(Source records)
● ● ●

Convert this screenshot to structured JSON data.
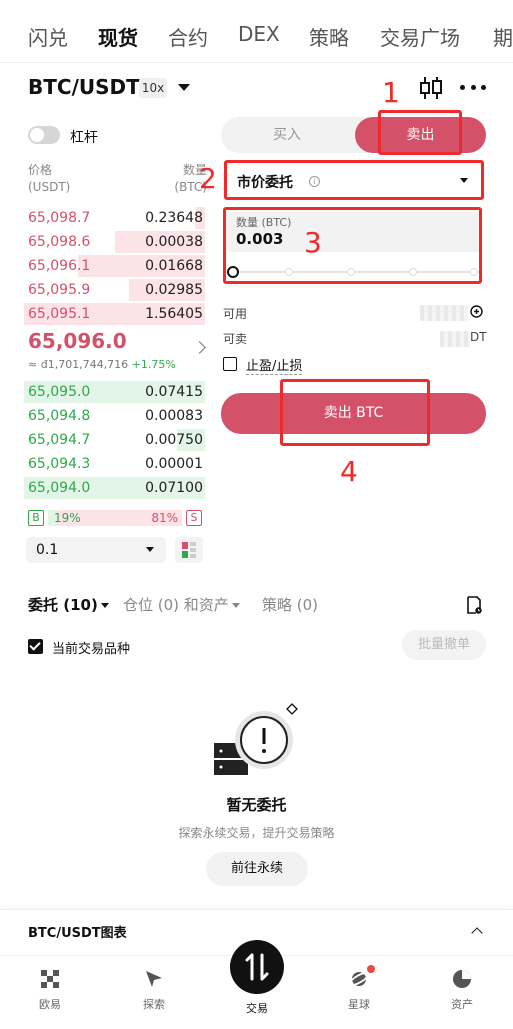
{
  "top_nav": {
    "tabs": [
      {
        "label": "闪兑",
        "active": false
      },
      {
        "label": "现货",
        "active": true
      },
      {
        "label": "合约",
        "active": false
      },
      {
        "label": "DEX",
        "active": false
      },
      {
        "label": "策略",
        "active": false
      },
      {
        "label": "交易广场",
        "active": false
      },
      {
        "label": "期",
        "active": false
      }
    ]
  },
  "header": {
    "pair": "BTC/USDT",
    "leverage": "10x",
    "candle_icon": "candlestick-icon",
    "more_icon": "more-dots-icon"
  },
  "margin_toggle": {
    "label": "杠杆",
    "on": false
  },
  "orderbook": {
    "price_header": "价格",
    "price_unit": "(USDT)",
    "qty_header": "数量",
    "qty_unit": "(BTC)",
    "asks": [
      {
        "price": "65,098.7",
        "qty": "0.23648",
        "depth": 0.05
      },
      {
        "price": "65,098.6",
        "qty": "0.00038",
        "depth": 0.5
      },
      {
        "price": "65,096.1",
        "qty": "0.01668",
        "depth": 0.7
      },
      {
        "price": "65,095.9",
        "qty": "0.02985",
        "depth": 0.42
      },
      {
        "price": "65,095.1",
        "qty": "1.56405",
        "depth": 1.0
      }
    ],
    "last_price": "65,096.0",
    "last_fiat": "≈ đ1,701,744,716",
    "last_change": "+1.75%",
    "bids": [
      {
        "price": "65,095.0",
        "qty": "0.07415",
        "depth": 1.0
      },
      {
        "price": "65,094.8",
        "qty": "0.00083",
        "depth": 0.0
      },
      {
        "price": "65,094.7",
        "qty": "0.00750",
        "depth": 0.15
      },
      {
        "price": "65,094.3",
        "qty": "0.00001",
        "depth": 0.0
      },
      {
        "price": "65,094.0",
        "qty": "0.07100",
        "depth": 1.0
      }
    ],
    "buy_ratio": "19%",
    "sell_ratio": "81%",
    "buy_ratio_value": 0.19,
    "b_label": "B",
    "s_label": "S",
    "depth_value": "0.1"
  },
  "order_form": {
    "buy_label": "买入",
    "sell_label": "卖出",
    "order_type": "市价委托",
    "qty_label": "数量 (BTC)",
    "qty_value": "0.003",
    "slider_value": 0,
    "available_label": "可用",
    "sellable_label": "可卖",
    "sellable_suffix": "DT",
    "tpsl_label": "止盈/止损",
    "submit_label": "卖出 BTC"
  },
  "annotations": [
    "1",
    "2",
    "3",
    "4"
  ],
  "orders_section": {
    "tabs": [
      {
        "label": "委托 (10)",
        "active": true
      },
      {
        "label": "仓位 (0) 和资产",
        "active": false
      },
      {
        "label": "策略 (0)",
        "active": false
      }
    ],
    "current_pair_label": "当前交易品种",
    "cancel_all_label": "批量撤单",
    "empty_title": "暂无委托",
    "empty_desc": "探索永续交易，提升交易策略",
    "goto_label": "前往永续"
  },
  "chart_panel": {
    "title": "BTC/USDT图表"
  },
  "bottom_nav": {
    "items": [
      {
        "label": "欧易",
        "icon": "okx-logo-icon"
      },
      {
        "label": "探索",
        "icon": "compass-icon"
      },
      {
        "label": "交易",
        "icon": "trade-icon"
      },
      {
        "label": "星球",
        "icon": "planet-icon"
      },
      {
        "label": "资产",
        "icon": "pie-chart-icon"
      }
    ]
  },
  "colors": {
    "sell": "#d4516a",
    "buy": "#2fa84a",
    "annotation": "#f02a2a"
  }
}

● ● ●

● GIVEN PROBLEM: Reproduce the material word for word, minus the images.

● SOLUTION BELOW:
Convert this screenshot to structured JSON data.
{
  "top_nav": {
    "tabs": [
      {
        "label": "闪兑",
        "active": false
      },
      {
        "label": "现货",
        "active": true
      },
      {
        "label": "合约",
        "active": false
      },
      {
        "label": "DEX",
        "active": false
      },
      {
        "label": "策略",
        "active": false
      },
      {
        "label": "交易广场",
        "active": false
      },
      {
        "label": "期",
        "active": false
      }
    ]
  },
  "header": {
    "pair": "BTC/USDT",
    "leverage": "10x",
    "candle_icon": "candlestick-icon",
    "more_icon": "more-dots-icon"
  },
  "margin_toggle": {
    "label": "杠杆",
    "on": false
  },
  "orderbook": {
    "price_header": "价格",
    "price_unit": "(USDT)",
    "qty_header": "数量",
    "qty_unit": "(BTC)",
    "asks": [
      {
        "price": "65,098.7",
        "qty": "0.23648",
        "depth": 0.05
      },
      {
        "price": "65,098.6",
        "qty": "0.00038",
        "depth": 0.5
      },
      {
        "price": "65,096.1",
        "qty": "0.01668",
        "depth": 0.7
      },
      {
        "price": "65,095.9",
        "qty": "0.02985",
        "depth": 0.42
      },
      {
        "price": "65,095.1",
        "qty": "1.56405",
        "depth": 1.0
      }
    ],
    "last_price": "65,096.0",
    "last_fiat": "≈ đ1,701,744,716",
    "last_change": "+1.75%",
    "bids": [
      {
        "price": "65,095.0",
        "qty": "0.07415",
        "depth": 1.0
      },
      {
        "price": "65,094.8",
        "qty": "0.00083",
        "depth": 0.0
      },
      {
        "price": "65,094.7",
        "qty": "0.00750",
        "depth": 0.15
      },
      {
        "price": "65,094.3",
        "qty": "0.00001",
        "depth": 0.0
      },
      {
        "price": "65,094.0",
        "qty": "0.07100",
        "depth": 1.0
      }
    ],
    "buy_ratio": "19%",
    "sell_ratio": "81%",
    "buy_ratio_value": 0.19,
    "b_label": "B",
    "s_label": "S",
    "depth_value": "0.1"
  },
  "order_form": {
    "buy_label": "买入",
    "sell_label": "卖出",
    "order_type": "市价委托",
    "qty_label": "数量 (BTC)",
    "qty_value": "0.003",
    "slider_value": 0,
    "available_label": "可用",
    "sellable_label": "可卖",
    "sellable_suffix": "DT",
    "tpsl_label": "止盈/止损",
    "submit_label": "卖出 BTC"
  },
  "annotations": [
    "1",
    "2",
    "3",
    "4"
  ],
  "orders_section": {
    "tabs": [
      {
        "label": "委托 (10)",
        "active": true
      },
      {
        "label": "仓位 (0) 和资产",
        "active": false
      },
      {
        "label": "策略 (0)",
        "active": false
      }
    ],
    "current_pair_label": "当前交易品种",
    "cancel_all_label": "批量撤单",
    "empty_title": "暂无委托",
    "empty_desc": "探索永续交易，提升交易策略",
    "goto_label": "前往永续"
  },
  "chart_panel": {
    "title": "BTC/USDT图表"
  },
  "bottom_nav": {
    "items": [
      {
        "label": "欧易",
        "icon": "okx-logo-icon"
      },
      {
        "label": "探索",
        "icon": "compass-icon"
      },
      {
        "label": "交易",
        "icon": "trade-icon"
      },
      {
        "label": "星球",
        "icon": "planet-icon"
      },
      {
        "label": "资产",
        "icon": "pie-chart-icon"
      }
    ]
  },
  "colors": {
    "sell": "#d4516a",
    "buy": "#2fa84a",
    "annotation": "#f02a2a"
  }
}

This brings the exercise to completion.